* RECORDS TO PROCESS *

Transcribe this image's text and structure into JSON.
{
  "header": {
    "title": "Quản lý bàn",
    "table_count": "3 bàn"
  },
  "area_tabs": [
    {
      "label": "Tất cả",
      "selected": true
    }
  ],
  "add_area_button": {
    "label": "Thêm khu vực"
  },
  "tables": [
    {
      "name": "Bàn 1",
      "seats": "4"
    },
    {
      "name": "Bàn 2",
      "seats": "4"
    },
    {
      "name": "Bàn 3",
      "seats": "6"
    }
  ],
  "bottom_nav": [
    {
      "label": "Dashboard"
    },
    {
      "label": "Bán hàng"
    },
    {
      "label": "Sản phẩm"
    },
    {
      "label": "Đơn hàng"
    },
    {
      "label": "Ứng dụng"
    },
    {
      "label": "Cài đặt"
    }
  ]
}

* SET PROBLEM *
Copy out all of the lines above exactly.

* SOLUTION BELOW *
Transcribe this image's text and structure into JSON.
{
  "header": {
    "title": "Quản lý bàn",
    "table_count": "3 bàn"
  },
  "area_tabs": [
    {
      "label": "Tất cả",
      "selected": true
    }
  ],
  "add_area_button": {
    "label": "Thêm khu vực"
  },
  "tables": [
    {
      "name": "Bàn 1",
      "seats": "4"
    },
    {
      "name": "Bàn 2",
      "seats": "4"
    },
    {
      "name": "Bàn 3",
      "seats": "6"
    }
  ],
  "bottom_nav": [
    {
      "label": "Dashboard"
    },
    {
      "label": "Bán hàng"
    },
    {
      "label": "Sản phẩm"
    },
    {
      "label": "Đơn hàng"
    },
    {
      "label": "Ứng dụng"
    },
    {
      "label": "Cài đặt"
    }
  ]
}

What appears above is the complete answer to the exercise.